**WORK TO COMPLETE:**
Report how many lines of these entries hold the string "Tortillas"; reply with the number alone.

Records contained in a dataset
::::

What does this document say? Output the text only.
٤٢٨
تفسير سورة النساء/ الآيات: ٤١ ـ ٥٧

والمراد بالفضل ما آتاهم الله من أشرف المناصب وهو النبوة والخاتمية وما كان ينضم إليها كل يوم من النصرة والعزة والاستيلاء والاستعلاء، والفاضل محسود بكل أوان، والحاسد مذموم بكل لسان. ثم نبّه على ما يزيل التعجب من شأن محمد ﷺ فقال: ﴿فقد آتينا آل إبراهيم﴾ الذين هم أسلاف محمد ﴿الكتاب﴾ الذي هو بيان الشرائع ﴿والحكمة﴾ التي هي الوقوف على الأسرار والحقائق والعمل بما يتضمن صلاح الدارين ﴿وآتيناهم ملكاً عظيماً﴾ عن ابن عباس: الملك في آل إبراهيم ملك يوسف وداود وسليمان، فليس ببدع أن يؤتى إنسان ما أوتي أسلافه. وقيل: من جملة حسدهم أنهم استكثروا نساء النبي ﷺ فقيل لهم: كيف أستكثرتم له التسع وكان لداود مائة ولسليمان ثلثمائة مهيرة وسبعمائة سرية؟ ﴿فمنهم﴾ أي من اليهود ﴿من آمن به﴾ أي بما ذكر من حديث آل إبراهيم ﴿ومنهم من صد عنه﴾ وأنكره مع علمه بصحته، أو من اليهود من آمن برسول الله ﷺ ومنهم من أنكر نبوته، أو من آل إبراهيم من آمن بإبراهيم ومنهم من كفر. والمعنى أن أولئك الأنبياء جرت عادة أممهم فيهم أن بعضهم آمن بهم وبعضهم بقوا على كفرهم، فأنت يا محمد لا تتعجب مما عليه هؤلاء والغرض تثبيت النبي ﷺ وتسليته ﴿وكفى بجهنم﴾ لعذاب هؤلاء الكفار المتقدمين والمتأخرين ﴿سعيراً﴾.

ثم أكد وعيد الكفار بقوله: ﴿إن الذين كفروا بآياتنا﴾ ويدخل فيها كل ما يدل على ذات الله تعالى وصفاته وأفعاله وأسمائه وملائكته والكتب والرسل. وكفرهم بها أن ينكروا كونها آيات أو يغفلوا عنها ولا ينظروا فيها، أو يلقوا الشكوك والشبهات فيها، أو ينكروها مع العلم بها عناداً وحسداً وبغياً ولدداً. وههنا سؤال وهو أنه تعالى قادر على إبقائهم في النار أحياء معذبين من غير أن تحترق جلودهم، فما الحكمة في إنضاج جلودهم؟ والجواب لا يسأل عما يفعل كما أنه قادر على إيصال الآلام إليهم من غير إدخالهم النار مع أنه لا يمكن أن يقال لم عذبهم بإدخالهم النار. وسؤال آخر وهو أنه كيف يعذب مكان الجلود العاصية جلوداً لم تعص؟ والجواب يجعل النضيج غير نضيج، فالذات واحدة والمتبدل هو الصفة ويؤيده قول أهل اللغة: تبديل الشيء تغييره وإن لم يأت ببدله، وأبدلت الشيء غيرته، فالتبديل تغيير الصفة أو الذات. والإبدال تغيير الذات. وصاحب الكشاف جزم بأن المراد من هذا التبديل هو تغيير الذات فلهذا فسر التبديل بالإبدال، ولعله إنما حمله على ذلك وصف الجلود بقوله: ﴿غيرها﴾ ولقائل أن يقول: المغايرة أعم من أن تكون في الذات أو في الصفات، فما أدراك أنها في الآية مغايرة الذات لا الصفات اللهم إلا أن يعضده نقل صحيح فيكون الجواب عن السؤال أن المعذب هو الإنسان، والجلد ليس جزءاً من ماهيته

::::

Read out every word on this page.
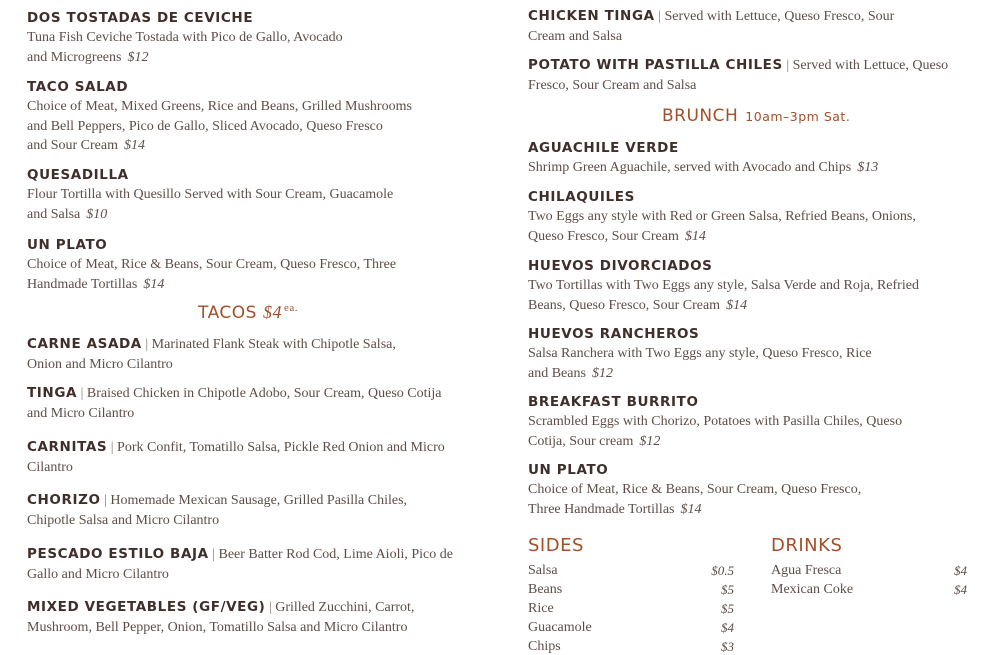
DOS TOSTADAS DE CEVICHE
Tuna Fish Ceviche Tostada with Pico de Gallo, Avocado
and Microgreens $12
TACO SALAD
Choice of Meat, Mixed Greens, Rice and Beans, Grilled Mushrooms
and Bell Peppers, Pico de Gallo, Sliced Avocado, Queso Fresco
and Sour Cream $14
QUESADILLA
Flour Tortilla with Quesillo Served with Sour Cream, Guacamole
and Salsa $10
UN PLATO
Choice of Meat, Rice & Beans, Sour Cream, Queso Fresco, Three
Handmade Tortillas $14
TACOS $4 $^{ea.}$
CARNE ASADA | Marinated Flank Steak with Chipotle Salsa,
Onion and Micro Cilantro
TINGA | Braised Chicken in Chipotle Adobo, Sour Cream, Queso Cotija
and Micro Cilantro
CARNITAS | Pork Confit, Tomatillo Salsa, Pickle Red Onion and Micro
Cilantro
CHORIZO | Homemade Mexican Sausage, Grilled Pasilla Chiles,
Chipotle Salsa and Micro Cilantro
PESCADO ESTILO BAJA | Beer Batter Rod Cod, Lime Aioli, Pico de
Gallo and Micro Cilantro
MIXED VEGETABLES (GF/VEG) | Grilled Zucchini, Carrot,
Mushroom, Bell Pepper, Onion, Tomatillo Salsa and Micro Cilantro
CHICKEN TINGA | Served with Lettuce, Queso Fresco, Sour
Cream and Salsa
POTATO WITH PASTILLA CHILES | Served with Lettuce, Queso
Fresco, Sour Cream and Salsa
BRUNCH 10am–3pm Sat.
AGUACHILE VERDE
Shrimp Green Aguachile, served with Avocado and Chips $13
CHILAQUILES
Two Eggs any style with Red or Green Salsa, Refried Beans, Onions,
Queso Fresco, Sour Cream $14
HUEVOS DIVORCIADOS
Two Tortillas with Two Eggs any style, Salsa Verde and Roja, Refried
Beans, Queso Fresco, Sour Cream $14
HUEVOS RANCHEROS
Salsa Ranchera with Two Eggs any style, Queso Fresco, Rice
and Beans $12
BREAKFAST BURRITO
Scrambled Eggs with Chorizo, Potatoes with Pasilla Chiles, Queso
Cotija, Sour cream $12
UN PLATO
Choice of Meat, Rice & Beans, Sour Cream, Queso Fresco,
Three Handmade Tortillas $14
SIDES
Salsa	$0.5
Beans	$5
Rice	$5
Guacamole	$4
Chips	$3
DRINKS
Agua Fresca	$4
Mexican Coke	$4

::::

**TASK ANSWER:**
3